§ EXERCISE BRIEF
Please return each of the entries below exactly as they appear.

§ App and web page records
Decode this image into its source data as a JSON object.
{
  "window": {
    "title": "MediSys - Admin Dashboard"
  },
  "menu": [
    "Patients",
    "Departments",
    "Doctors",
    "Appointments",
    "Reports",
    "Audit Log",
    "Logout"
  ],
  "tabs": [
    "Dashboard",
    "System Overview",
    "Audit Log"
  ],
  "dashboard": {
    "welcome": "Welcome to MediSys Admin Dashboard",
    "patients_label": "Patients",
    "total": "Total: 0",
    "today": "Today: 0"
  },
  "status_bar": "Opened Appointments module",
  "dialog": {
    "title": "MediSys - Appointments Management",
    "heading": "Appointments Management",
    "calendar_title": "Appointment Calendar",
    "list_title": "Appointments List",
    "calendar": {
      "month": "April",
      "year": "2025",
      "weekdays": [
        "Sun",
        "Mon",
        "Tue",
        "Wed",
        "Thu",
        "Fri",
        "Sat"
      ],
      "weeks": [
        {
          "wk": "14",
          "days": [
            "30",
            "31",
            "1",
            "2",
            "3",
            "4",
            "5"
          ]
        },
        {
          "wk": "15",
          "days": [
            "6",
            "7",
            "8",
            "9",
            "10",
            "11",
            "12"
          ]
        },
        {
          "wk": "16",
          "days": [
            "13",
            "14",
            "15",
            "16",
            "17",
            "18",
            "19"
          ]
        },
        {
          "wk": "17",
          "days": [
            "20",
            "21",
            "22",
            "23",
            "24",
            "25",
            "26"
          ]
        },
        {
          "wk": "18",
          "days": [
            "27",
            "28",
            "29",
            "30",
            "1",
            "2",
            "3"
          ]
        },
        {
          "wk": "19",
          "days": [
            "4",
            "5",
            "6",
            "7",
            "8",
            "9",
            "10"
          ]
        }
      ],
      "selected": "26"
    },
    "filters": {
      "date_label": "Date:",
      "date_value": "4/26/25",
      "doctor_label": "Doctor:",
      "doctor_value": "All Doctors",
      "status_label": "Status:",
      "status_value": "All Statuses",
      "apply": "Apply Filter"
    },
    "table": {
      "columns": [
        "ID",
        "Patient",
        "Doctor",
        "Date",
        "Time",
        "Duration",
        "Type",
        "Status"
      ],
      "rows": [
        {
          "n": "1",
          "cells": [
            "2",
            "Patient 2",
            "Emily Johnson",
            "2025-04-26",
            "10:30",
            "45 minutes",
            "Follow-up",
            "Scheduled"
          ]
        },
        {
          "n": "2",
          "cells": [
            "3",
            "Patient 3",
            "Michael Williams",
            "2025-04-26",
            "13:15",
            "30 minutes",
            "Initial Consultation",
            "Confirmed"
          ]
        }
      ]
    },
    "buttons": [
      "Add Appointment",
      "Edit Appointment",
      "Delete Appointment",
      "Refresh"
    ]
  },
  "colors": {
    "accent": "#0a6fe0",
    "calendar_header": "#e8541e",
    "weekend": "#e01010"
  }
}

§ FINAL ANSWER
Decode this image into its source data as a JSON object.
{
  "window": {
    "title": "MediSys - Admin Dashboard"
  },
  "menu": [
    "Patients",
    "Departments",
    "Doctors",
    "Appointments",
    "Reports",
    "Audit Log",
    "Logout"
  ],
  "tabs": [
    "Dashboard",
    "System Overview",
    "Audit Log"
  ],
  "dashboard": {
    "welcome": "Welcome to MediSys Admin Dashboard",
    "patients_label": "Patients",
    "total": "Total: 0",
    "today": "Today: 0"
  },
  "status_bar": "Opened Appointments module",
  "dialog": {
    "title": "MediSys - Appointments Management",
    "heading": "Appointments Management",
    "calendar_title": "Appointment Calendar",
    "list_title": "Appointments List",
    "calendar": {
      "month": "April",
      "year": "2025",
      "weekdays": [
        "Sun",
        "Mon",
        "Tue",
        "Wed",
        "Thu",
        "Fri",
        "Sat"
      ],
      "weeks": [
        {
          "wk": "14",
          "days": [
            "30",
            "31",
            "1",
            "2",
            "3",
            "4",
            "5"
          ]
        },
        {
          "wk": "15",
          "days": [
            "6",
            "7",
            "8",
            "9",
            "10",
            "11",
            "12"
          ]
        },
        {
          "wk": "16",
          "days": [
            "13",
            "14",
            "15",
            "16",
            "17",
            "18",
            "19"
          ]
        },
        {
          "wk": "17",
          "days": [
            "20",
            "21",
            "22",
            "23",
            "24",
            "25",
            "26"
          ]
        },
        {
          "wk": "18",
          "days": [
            "27",
            "28",
            "29",
            "30",
            "1",
            "2",
            "3"
          ]
        },
        {
          "wk": "19",
          "days": [
            "4",
            "5",
            "6",
            "7",
            "8",
            "9",
            "10"
          ]
        }
      ],
      "selected": "26"
    },
    "filters": {
      "date_label": "Date:",
      "date_value": "4/26/25",
      "doctor_label": "Doctor:",
      "doctor_value": "All Doctors",
      "status_label": "Status:",
      "status_value": "All Statuses",
      "apply": "Apply Filter"
    },
    "table": {
      "columns": [
        "ID",
        "Patient",
        "Doctor",
        "Date",
        "Time",
        "Duration",
        "Type",
        "Status"
      ],
      "rows": [
        {
          "n": "1",
          "cells": [
            "2",
            "Patient 2",
            "Emily Johnson",
            "2025-04-26",
            "10:30",
            "45 minutes",
            "Follow-up",
            "Scheduled"
          ]
        },
        {
          "n": "2",
          "cells": [
            "3",
            "Patient 3",
            "Michael Williams",
            "2025-04-26",
            "13:15",
            "30 minutes",
            "Initial Consultation",
            "Confirmed"
          ]
        }
      ]
    },
    "buttons": [
      "Add Appointment",
      "Edit Appointment",
      "Delete Appointment",
      "Refresh"
    ]
  },
  "colors": {
    "accent": "#0a6fe0",
    "calendar_header": "#e8541e",
    "weekend": "#e01010"
  }
}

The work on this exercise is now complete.